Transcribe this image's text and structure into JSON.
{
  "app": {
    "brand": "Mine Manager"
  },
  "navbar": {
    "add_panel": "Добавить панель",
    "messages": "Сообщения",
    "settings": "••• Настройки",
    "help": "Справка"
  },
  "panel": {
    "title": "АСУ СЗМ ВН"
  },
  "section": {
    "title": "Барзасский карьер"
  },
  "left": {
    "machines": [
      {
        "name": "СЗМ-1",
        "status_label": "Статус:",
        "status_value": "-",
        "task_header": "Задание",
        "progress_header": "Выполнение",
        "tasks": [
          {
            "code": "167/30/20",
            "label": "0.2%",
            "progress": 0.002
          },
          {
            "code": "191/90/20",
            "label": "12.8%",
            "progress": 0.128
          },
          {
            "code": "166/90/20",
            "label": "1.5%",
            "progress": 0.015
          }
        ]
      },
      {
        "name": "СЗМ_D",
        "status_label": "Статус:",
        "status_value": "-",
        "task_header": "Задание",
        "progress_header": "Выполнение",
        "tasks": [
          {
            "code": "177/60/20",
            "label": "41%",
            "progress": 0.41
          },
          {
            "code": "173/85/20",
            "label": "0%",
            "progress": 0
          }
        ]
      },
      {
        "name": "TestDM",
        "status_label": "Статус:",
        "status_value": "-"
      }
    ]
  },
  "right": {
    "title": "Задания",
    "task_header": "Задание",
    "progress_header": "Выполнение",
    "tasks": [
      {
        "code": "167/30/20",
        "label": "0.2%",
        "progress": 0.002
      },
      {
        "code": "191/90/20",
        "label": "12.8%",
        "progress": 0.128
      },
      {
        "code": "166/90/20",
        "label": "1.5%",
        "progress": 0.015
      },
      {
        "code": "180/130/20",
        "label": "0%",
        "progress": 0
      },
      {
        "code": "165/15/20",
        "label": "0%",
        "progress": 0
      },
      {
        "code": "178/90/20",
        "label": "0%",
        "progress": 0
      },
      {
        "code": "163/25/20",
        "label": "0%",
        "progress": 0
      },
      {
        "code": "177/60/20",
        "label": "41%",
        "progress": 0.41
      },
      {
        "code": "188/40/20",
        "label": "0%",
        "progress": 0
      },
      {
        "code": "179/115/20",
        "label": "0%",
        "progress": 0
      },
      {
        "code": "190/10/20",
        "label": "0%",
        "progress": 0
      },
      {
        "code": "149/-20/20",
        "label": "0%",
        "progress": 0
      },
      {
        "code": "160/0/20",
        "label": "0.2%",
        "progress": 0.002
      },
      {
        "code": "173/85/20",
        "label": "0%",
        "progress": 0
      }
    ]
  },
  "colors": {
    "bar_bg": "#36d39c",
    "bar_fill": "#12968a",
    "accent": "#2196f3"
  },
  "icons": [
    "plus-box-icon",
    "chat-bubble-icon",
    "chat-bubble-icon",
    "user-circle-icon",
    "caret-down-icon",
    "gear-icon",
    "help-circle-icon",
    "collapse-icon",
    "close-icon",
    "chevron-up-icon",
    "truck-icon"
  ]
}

**Written exercise**:
Using the entries above, please restate each one word for word.

**Problem solution**:
Transcribe this image's text and structure into JSON.
{
  "app": {
    "brand": "Mine Manager"
  },
  "navbar": {
    "add_panel": "Добавить панель",
    "messages": "Сообщения",
    "settings": "••• Настройки",
    "help": "Справка"
  },
  "panel": {
    "title": "АСУ СЗМ ВН"
  },
  "section": {
    "title": "Барзасский карьер"
  },
  "left": {
    "machines": [
      {
        "name": "СЗМ-1",
        "status_label": "Статус:",
        "status_value": "-",
        "task_header": "Задание",
        "progress_header": "Выполнение",
        "tasks": [
          {
            "code": "167/30/20",
            "label": "0.2%",
            "progress": 0.002
          },
          {
            "code": "191/90/20",
            "label": "12.8%",
            "progress": 0.128
          },
          {
            "code": "166/90/20",
            "label": "1.5%",
            "progress": 0.015
          }
        ]
      },
      {
        "name": "СЗМ_D",
        "status_label": "Статус:",
        "status_value": "-",
        "task_header": "Задание",
        "progress_header": "Выполнение",
        "tasks": [
          {
            "code": "177/60/20",
            "label": "41%",
            "progress": 0.41
          },
          {
            "code": "173/85/20",
            "label": "0%",
            "progress": 0
          }
        ]
      },
      {
        "name": "TestDM",
        "status_label": "Статус:",
        "status_value": "-"
      }
    ]
  },
  "right": {
    "title": "Задания",
    "task_header": "Задание",
    "progress_header": "Выполнение",
    "tasks": [
      {
        "code": "167/30/20",
        "label": "0.2%",
        "progress": 0.002
      },
      {
        "code": "191/90/20",
        "label": "12.8%",
        "progress": 0.128
      },
      {
        "code": "166/90/20",
        "label": "1.5%",
        "progress": 0.015
      },
      {
        "code": "180/130/20",
        "label": "0%",
        "progress": 0
      },
      {
        "code": "165/15/20",
        "label": "0%",
        "progress": 0
      },
      {
        "code": "178/90/20",
        "label": "0%",
        "progress": 0
      },
      {
        "code": "163/25/20",
        "label": "0%",
        "progress": 0
      },
      {
        "code": "177/60/20",
        "label": "41%",
        "progress": 0.41
      },
      {
        "code": "188/40/20",
        "label": "0%",
        "progress": 0
      },
      {
        "code": "179/115/20",
        "label": "0%",
        "progress": 0
      },
      {
        "code": "190/10/20",
        "label": "0%",
        "progress": 0
      },
      {
        "code": "149/-20/20",
        "label": "0%",
        "progress": 0
      },
      {
        "code": "160/0/20",
        "label": "0.2%",
        "progress": 0.002
      },
      {
        "code": "173/85/20",
        "label": "0%",
        "progress": 0
      }
    ]
  },
  "colors": {
    "bar_bg": "#36d39c",
    "bar_fill": "#12968a",
    "accent": "#2196f3"
  },
  "icons": [
    "plus-box-icon",
    "chat-bubble-icon",
    "chat-bubble-icon",
    "user-circle-icon",
    "caret-down-icon",
    "gear-icon",
    "help-circle-icon",
    "collapse-icon",
    "close-icon",
    "chevron-up-icon",
    "truck-icon"
  ]
}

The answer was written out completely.